§ **Required task**
Look through the listing below and work out how many of its lines hold the word "title". Give only the number.

** begin **

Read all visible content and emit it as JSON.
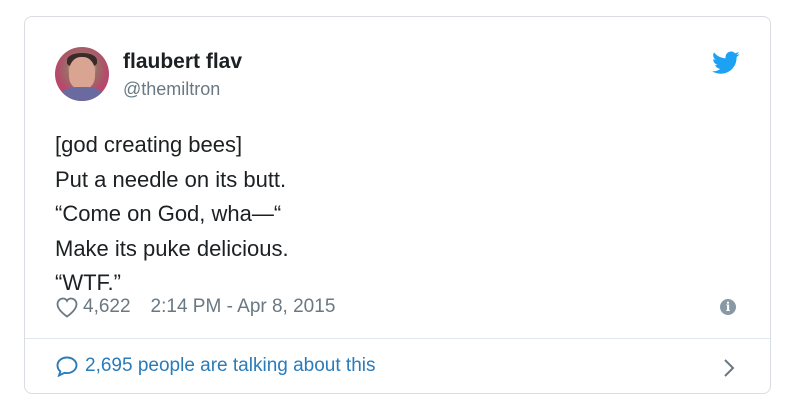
{
  "author": {
    "display_name": "flaubert flav",
    "handle": "@themiltron"
  },
  "tweet": {
    "lines": [
      "[god creating bees]",
      "Put a needle on its butt.",
      "“Come on God, wha—“",
      "Make its puke delicious.",
      "“WTF.”"
    ],
    "likes": "4,622",
    "timestamp": "2:14 PM - Apr 8, 2015"
  },
  "footer": {
    "talking_label": "2,695 people are talking about this"
  },
  "icons": {
    "brand": "twitter-bird-icon",
    "like": "heart-icon",
    "info": "info-icon",
    "reply": "speech-bubble-icon",
    "more": "chevron-right-icon"
  },
  "colors": {
    "brand_blue": "#1da1f2",
    "link_blue": "#2b7bb9",
    "text": "#1c2022",
    "muted": "#697882"
  }
}
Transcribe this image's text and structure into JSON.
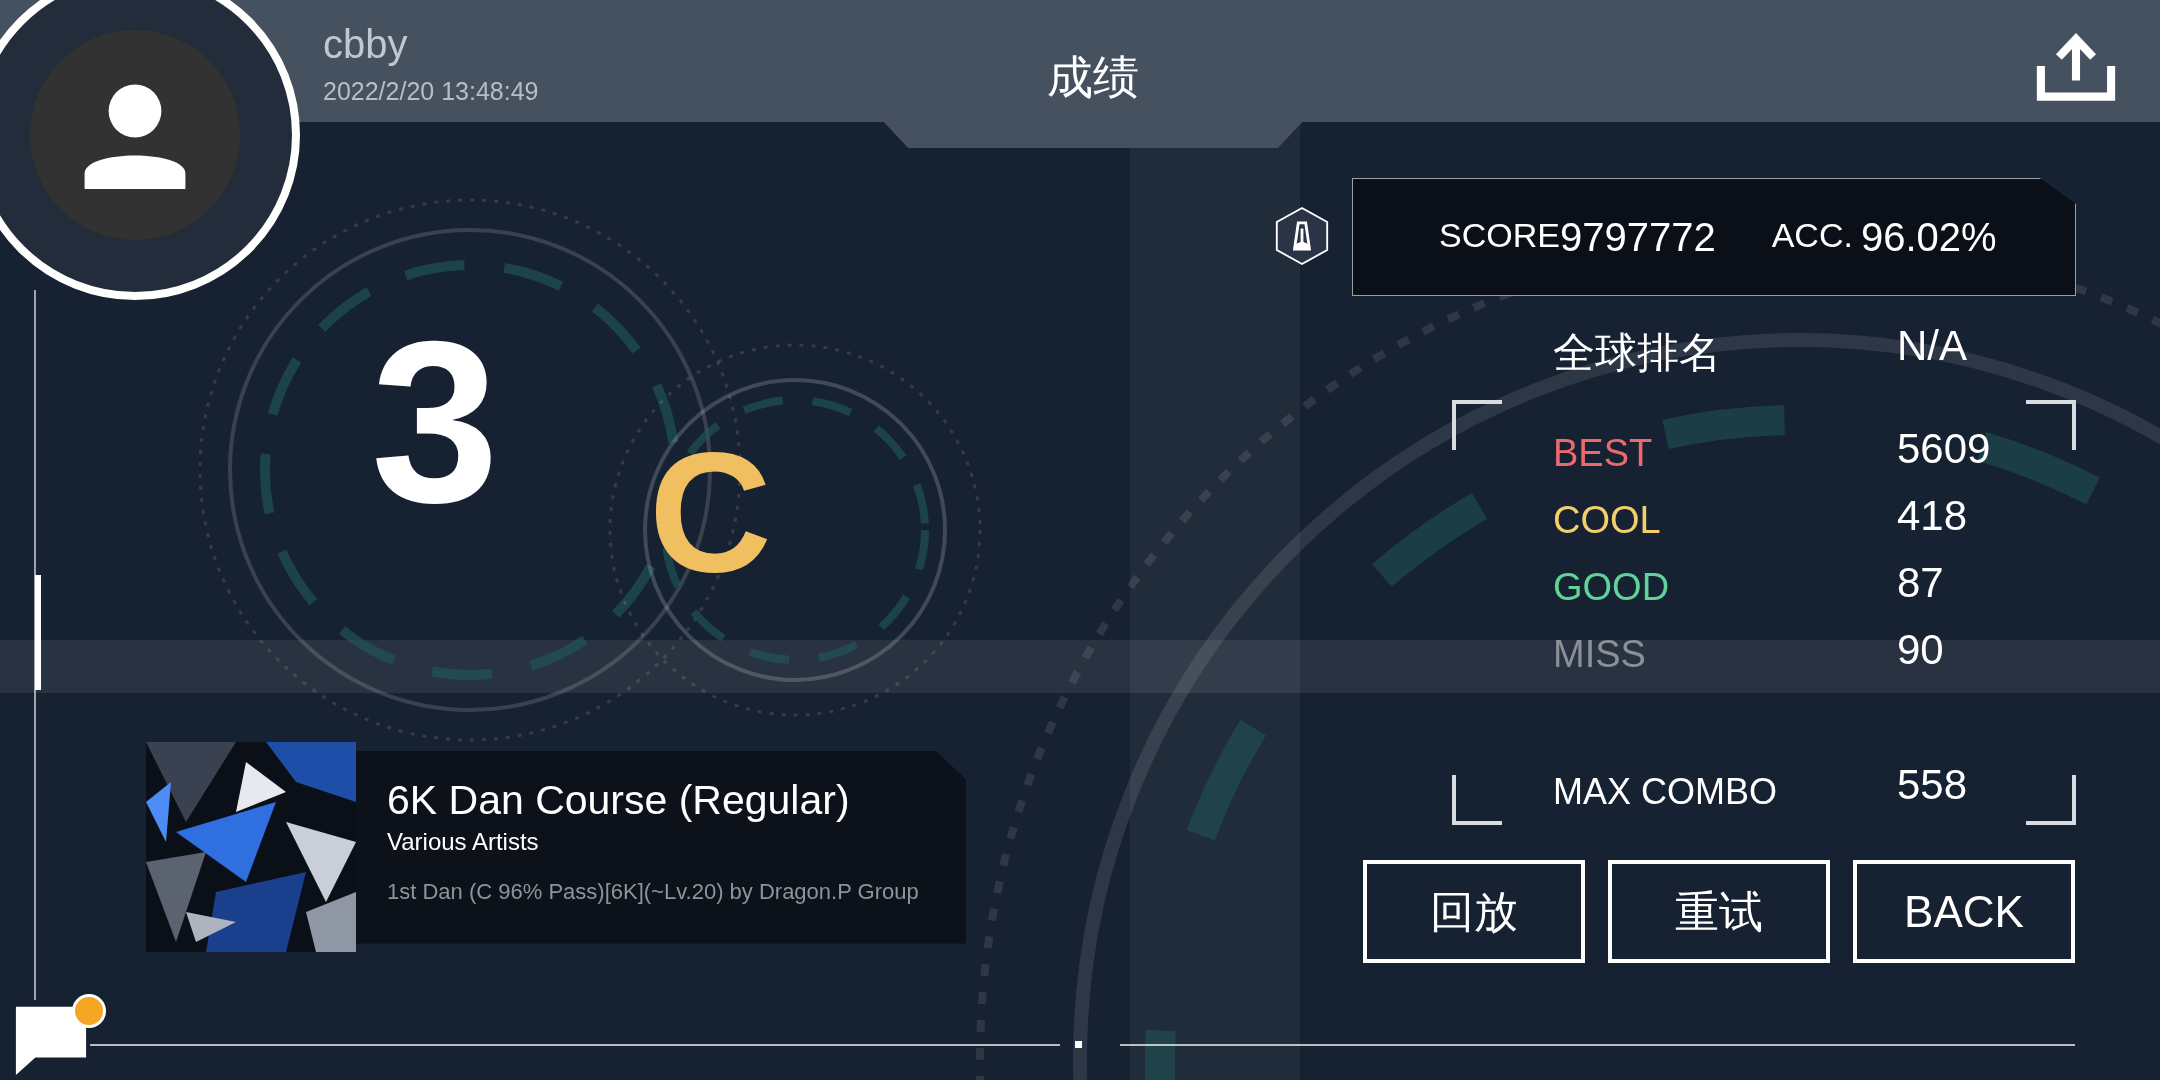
{
  "player": {
    "name": "cbby",
    "time": "2022/2/20 13:48:49"
  },
  "title": "成绩",
  "grade": {
    "number": "3",
    "letter": "C"
  },
  "score": {
    "label": "SCORE",
    "value": "9797772",
    "acc_label": "ACC.",
    "acc_value": "96.02%"
  },
  "rank": {
    "label": "全球排名",
    "value": "N/A"
  },
  "judgements": [
    {
      "label": "BEST",
      "value": "5609",
      "color": "#ec6a6e"
    },
    {
      "label": "COOL",
      "value": "418",
      "color": "#f2cf6a"
    },
    {
      "label": "GOOD",
      "value": "87",
      "color": "#5fd39a"
    },
    {
      "label": "MISS",
      "value": "90",
      "color": "#8b8f96"
    }
  ],
  "max_combo": {
    "label": "MAX COMBO",
    "value": "558"
  },
  "buttons": [
    "回放",
    "重试",
    "BACK"
  ],
  "song": {
    "title": "6K Dan Course (Regular)",
    "artist": "Various Artists",
    "description": "1st Dan (C 96% Pass)[6K](~Lv.20) by Dragon.P Group"
  },
  "chat": {
    "unread": true
  }
}
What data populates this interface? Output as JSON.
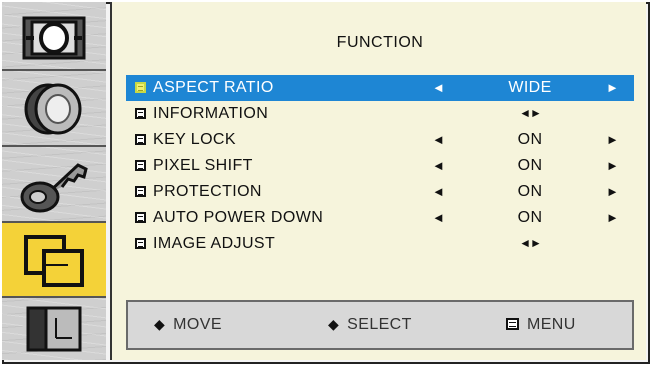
{
  "sidebar": {
    "items": [
      {
        "icon": "picture-icon",
        "active": false
      },
      {
        "icon": "sound-icon",
        "active": false
      },
      {
        "icon": "key-icon",
        "active": false
      },
      {
        "icon": "function-icon",
        "active": true
      },
      {
        "icon": "input-icon",
        "active": false
      }
    ]
  },
  "panel": {
    "title": "FUNCTION",
    "menu": [
      {
        "label": "ASPECT RATIO",
        "left_arrow": "◄",
        "value": "WIDE",
        "right_arrow": "►",
        "selected": true
      },
      {
        "label": "INFORMATION",
        "submenu": "◄►"
      },
      {
        "label": "KEY LOCK",
        "left_arrow": "◄",
        "value": "ON",
        "right_arrow": "►"
      },
      {
        "label": "PIXEL SHIFT",
        "left_arrow": "◄",
        "value": "ON",
        "right_arrow": "►"
      },
      {
        "label": "PROTECTION",
        "left_arrow": "◄",
        "value": "ON",
        "right_arrow": "►"
      },
      {
        "label": "AUTO POWER DOWN",
        "left_arrow": "◄",
        "value": "ON",
        "right_arrow": "►"
      },
      {
        "label": "IMAGE ADJUST",
        "submenu": "◄►"
      }
    ]
  },
  "footer": {
    "move_icon": "◆",
    "move": "MOVE",
    "select_icon": "◆",
    "select": "SELECT",
    "menu": "MENU"
  },
  "colors": {
    "highlight": "#1e86d4",
    "active_tab": "#f4d238",
    "panel_bg": "#f6f4dc"
  }
}
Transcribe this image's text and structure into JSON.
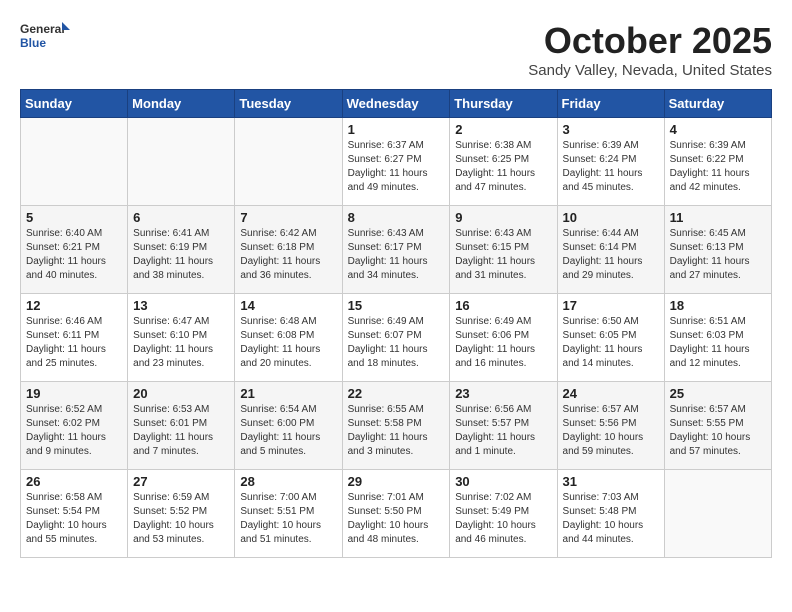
{
  "header": {
    "logo_general": "General",
    "logo_blue": "Blue",
    "month": "October 2025",
    "location": "Sandy Valley, Nevada, United States"
  },
  "weekdays": [
    "Sunday",
    "Monday",
    "Tuesday",
    "Wednesday",
    "Thursday",
    "Friday",
    "Saturday"
  ],
  "weeks": [
    [
      {
        "day": "",
        "info": ""
      },
      {
        "day": "",
        "info": ""
      },
      {
        "day": "",
        "info": ""
      },
      {
        "day": "1",
        "info": "Sunrise: 6:37 AM\nSunset: 6:27 PM\nDaylight: 11 hours\nand 49 minutes."
      },
      {
        "day": "2",
        "info": "Sunrise: 6:38 AM\nSunset: 6:25 PM\nDaylight: 11 hours\nand 47 minutes."
      },
      {
        "day": "3",
        "info": "Sunrise: 6:39 AM\nSunset: 6:24 PM\nDaylight: 11 hours\nand 45 minutes."
      },
      {
        "day": "4",
        "info": "Sunrise: 6:39 AM\nSunset: 6:22 PM\nDaylight: 11 hours\nand 42 minutes."
      }
    ],
    [
      {
        "day": "5",
        "info": "Sunrise: 6:40 AM\nSunset: 6:21 PM\nDaylight: 11 hours\nand 40 minutes."
      },
      {
        "day": "6",
        "info": "Sunrise: 6:41 AM\nSunset: 6:19 PM\nDaylight: 11 hours\nand 38 minutes."
      },
      {
        "day": "7",
        "info": "Sunrise: 6:42 AM\nSunset: 6:18 PM\nDaylight: 11 hours\nand 36 minutes."
      },
      {
        "day": "8",
        "info": "Sunrise: 6:43 AM\nSunset: 6:17 PM\nDaylight: 11 hours\nand 34 minutes."
      },
      {
        "day": "9",
        "info": "Sunrise: 6:43 AM\nSunset: 6:15 PM\nDaylight: 11 hours\nand 31 minutes."
      },
      {
        "day": "10",
        "info": "Sunrise: 6:44 AM\nSunset: 6:14 PM\nDaylight: 11 hours\nand 29 minutes."
      },
      {
        "day": "11",
        "info": "Sunrise: 6:45 AM\nSunset: 6:13 PM\nDaylight: 11 hours\nand 27 minutes."
      }
    ],
    [
      {
        "day": "12",
        "info": "Sunrise: 6:46 AM\nSunset: 6:11 PM\nDaylight: 11 hours\nand 25 minutes."
      },
      {
        "day": "13",
        "info": "Sunrise: 6:47 AM\nSunset: 6:10 PM\nDaylight: 11 hours\nand 23 minutes."
      },
      {
        "day": "14",
        "info": "Sunrise: 6:48 AM\nSunset: 6:08 PM\nDaylight: 11 hours\nand 20 minutes."
      },
      {
        "day": "15",
        "info": "Sunrise: 6:49 AM\nSunset: 6:07 PM\nDaylight: 11 hours\nand 18 minutes."
      },
      {
        "day": "16",
        "info": "Sunrise: 6:49 AM\nSunset: 6:06 PM\nDaylight: 11 hours\nand 16 minutes."
      },
      {
        "day": "17",
        "info": "Sunrise: 6:50 AM\nSunset: 6:05 PM\nDaylight: 11 hours\nand 14 minutes."
      },
      {
        "day": "18",
        "info": "Sunrise: 6:51 AM\nSunset: 6:03 PM\nDaylight: 11 hours\nand 12 minutes."
      }
    ],
    [
      {
        "day": "19",
        "info": "Sunrise: 6:52 AM\nSunset: 6:02 PM\nDaylight: 11 hours\nand 9 minutes."
      },
      {
        "day": "20",
        "info": "Sunrise: 6:53 AM\nSunset: 6:01 PM\nDaylight: 11 hours\nand 7 minutes."
      },
      {
        "day": "21",
        "info": "Sunrise: 6:54 AM\nSunset: 6:00 PM\nDaylight: 11 hours\nand 5 minutes."
      },
      {
        "day": "22",
        "info": "Sunrise: 6:55 AM\nSunset: 5:58 PM\nDaylight: 11 hours\nand 3 minutes."
      },
      {
        "day": "23",
        "info": "Sunrise: 6:56 AM\nSunset: 5:57 PM\nDaylight: 11 hours\nand 1 minute."
      },
      {
        "day": "24",
        "info": "Sunrise: 6:57 AM\nSunset: 5:56 PM\nDaylight: 10 hours\nand 59 minutes."
      },
      {
        "day": "25",
        "info": "Sunrise: 6:57 AM\nSunset: 5:55 PM\nDaylight: 10 hours\nand 57 minutes."
      }
    ],
    [
      {
        "day": "26",
        "info": "Sunrise: 6:58 AM\nSunset: 5:54 PM\nDaylight: 10 hours\nand 55 minutes."
      },
      {
        "day": "27",
        "info": "Sunrise: 6:59 AM\nSunset: 5:52 PM\nDaylight: 10 hours\nand 53 minutes."
      },
      {
        "day": "28",
        "info": "Sunrise: 7:00 AM\nSunset: 5:51 PM\nDaylight: 10 hours\nand 51 minutes."
      },
      {
        "day": "29",
        "info": "Sunrise: 7:01 AM\nSunset: 5:50 PM\nDaylight: 10 hours\nand 48 minutes."
      },
      {
        "day": "30",
        "info": "Sunrise: 7:02 AM\nSunset: 5:49 PM\nDaylight: 10 hours\nand 46 minutes."
      },
      {
        "day": "31",
        "info": "Sunrise: 7:03 AM\nSunset: 5:48 PM\nDaylight: 10 hours\nand 44 minutes."
      },
      {
        "day": "",
        "info": ""
      }
    ]
  ]
}
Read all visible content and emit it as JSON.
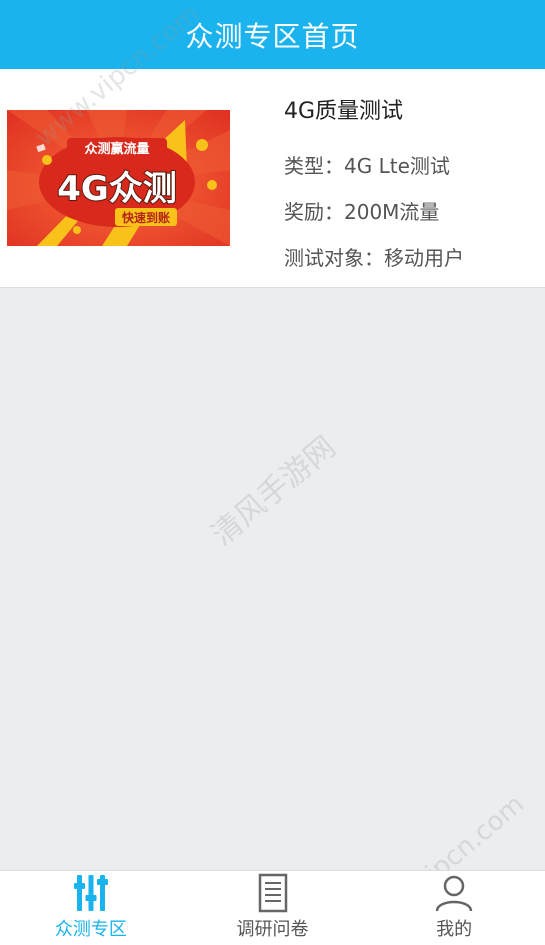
{
  "header": {
    "title": "众测专区首页"
  },
  "task": {
    "title": "4G质量测试",
    "type_line": "类型：4G Lte测试",
    "reward_line": "奖励：200M流量",
    "target_line": "测试对象：移动用户"
  },
  "banner": {
    "top_text": "众测赢流量",
    "main_text": "4G众测",
    "sub_text": "快速到账"
  },
  "tabs": [
    {
      "label": "众测专区",
      "icon": "equalizer-icon",
      "active": true
    },
    {
      "label": "调研问卷",
      "icon": "document-icon",
      "active": false
    },
    {
      "label": "我的",
      "icon": "user-icon",
      "active": false
    }
  ],
  "watermarks": {
    "top": "www.vipcn.com",
    "bottom": "www.vipcn.com",
    "center": "清风手游网"
  },
  "colors": {
    "accent": "#1ab3ee",
    "banner_bg": "#e8402a",
    "banner_yellow": "#f8c21a"
  }
}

** end **

§ **The output**
5